● **THE PROBLEM**
In the material below, count the lines with the word "nous" and state that number only.

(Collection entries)
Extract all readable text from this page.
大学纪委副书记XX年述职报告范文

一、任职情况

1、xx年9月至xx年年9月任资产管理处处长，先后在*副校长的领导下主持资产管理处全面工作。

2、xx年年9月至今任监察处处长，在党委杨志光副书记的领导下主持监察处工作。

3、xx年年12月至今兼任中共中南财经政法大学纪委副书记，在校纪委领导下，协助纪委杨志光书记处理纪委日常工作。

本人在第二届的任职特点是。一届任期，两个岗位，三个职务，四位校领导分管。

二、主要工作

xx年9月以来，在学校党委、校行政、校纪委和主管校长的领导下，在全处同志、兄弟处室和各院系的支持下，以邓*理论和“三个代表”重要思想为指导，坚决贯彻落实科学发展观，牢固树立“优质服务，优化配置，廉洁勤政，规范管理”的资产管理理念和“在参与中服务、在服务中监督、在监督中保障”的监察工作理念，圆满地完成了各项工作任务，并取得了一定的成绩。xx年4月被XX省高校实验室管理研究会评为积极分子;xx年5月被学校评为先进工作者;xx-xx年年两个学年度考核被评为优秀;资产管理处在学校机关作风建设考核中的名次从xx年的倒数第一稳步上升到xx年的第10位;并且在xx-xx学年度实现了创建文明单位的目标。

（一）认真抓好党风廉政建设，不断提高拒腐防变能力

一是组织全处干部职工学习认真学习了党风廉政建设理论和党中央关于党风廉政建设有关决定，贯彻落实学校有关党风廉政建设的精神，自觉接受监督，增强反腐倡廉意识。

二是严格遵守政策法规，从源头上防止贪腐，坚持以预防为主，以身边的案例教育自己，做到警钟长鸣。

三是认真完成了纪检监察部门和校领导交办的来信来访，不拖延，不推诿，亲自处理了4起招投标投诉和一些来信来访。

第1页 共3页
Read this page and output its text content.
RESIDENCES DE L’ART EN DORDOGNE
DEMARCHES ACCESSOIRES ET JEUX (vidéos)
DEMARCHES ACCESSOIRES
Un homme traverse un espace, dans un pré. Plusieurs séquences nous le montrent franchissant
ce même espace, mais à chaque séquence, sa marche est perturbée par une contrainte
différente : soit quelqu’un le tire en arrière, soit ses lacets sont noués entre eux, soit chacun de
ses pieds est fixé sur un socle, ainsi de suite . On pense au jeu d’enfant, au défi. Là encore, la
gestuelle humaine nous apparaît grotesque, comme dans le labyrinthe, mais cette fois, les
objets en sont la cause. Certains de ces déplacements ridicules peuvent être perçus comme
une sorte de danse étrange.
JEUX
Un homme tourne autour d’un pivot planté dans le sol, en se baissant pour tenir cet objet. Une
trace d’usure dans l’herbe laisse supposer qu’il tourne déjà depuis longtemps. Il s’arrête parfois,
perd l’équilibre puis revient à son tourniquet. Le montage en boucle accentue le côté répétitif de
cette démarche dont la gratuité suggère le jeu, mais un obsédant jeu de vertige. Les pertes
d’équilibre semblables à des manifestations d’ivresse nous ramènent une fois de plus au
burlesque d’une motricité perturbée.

● **ANSWER TO THIS PROBLEM**
3